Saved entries
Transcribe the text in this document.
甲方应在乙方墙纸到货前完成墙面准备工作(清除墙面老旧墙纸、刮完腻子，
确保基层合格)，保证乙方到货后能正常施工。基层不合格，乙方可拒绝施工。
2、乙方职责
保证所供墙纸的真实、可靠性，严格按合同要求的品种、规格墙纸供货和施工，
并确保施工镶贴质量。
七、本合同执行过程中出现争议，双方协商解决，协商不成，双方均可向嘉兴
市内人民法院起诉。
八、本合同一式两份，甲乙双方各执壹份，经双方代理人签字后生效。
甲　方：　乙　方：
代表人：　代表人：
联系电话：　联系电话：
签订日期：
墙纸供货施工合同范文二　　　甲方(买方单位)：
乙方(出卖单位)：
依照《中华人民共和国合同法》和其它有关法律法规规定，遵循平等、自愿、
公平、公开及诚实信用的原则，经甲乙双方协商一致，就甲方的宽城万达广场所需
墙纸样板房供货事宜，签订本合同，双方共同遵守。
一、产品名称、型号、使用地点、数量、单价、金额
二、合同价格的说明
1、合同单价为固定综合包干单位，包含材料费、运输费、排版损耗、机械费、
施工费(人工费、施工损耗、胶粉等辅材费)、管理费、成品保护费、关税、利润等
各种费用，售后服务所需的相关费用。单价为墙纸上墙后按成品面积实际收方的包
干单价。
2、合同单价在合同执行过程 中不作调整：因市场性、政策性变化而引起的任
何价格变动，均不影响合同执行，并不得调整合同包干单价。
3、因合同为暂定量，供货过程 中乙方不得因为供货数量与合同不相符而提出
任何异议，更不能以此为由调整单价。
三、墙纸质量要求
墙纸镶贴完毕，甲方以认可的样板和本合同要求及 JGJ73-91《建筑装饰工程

*WHAT TO WORK ON:* Every entry must be output again, exactly as written above.

*ANSWER BELOW:*
Transcribe the text in this document.
甲方应在乙方墙纸到货前完成墙面准备工作(清除墙面老旧墙纸、刮完腻子，
确保基层合格)，保证乙方到货后能正常施工。基层不合格，乙方可拒绝施工。
2、乙方职责
保证所供墙纸的真实、可靠性，严格按合同要求的品种、规格墙纸供货和施工，
并确保施工镶贴质量。
七、本合同执行过程中出现争议，双方协商解决，协商不成，双方均可向嘉兴
市内人民法院起诉。
八、本合同一式两份，甲乙双方各执壹份，经双方代理人签字后生效。
甲　方：　乙　方：
代表人：　代表人：
联系电话：　联系电话：
签订日期：
墙纸供货施工合同范文二　　　甲方(买方单位)：
乙方(出卖单位)：
依照《中华人民共和国合同法》和其它有关法律法规规定，遵循平等、自愿、
公平、公开及诚实信用的原则，经甲乙双方协商一致，就甲方的宽城万达广场所需
墙纸样板房供货事宜，签订本合同，双方共同遵守。
一、产品名称、型号、使用地点、数量、单价、金额
二、合同价格的说明
1、合同单价为固定综合包干单位，包含材料费、运输费、排版损耗、机械费、
施工费(人工费、施工损耗、胶粉等辅材费)、管理费、成品保护费、关税、利润等
各种费用，售后服务所需的相关费用。单价为墙纸上墙后按成品面积实际收方的包
干单价。
2、合同单价在合同执行过程 中不作调整：因市场性、政策性变化而引起的任
何价格变动，均不影响合同执行，并不得调整合同包干单价。
3、因合同为暂定量，供货过程 中乙方不得因为供货数量与合同不相符而提出
任何异议，更不能以此为由调整单价。
三、墙纸质量要求
墙纸镶贴完毕，甲方以认可的样板和本合同要求及 JGJ73-91《建筑装饰工程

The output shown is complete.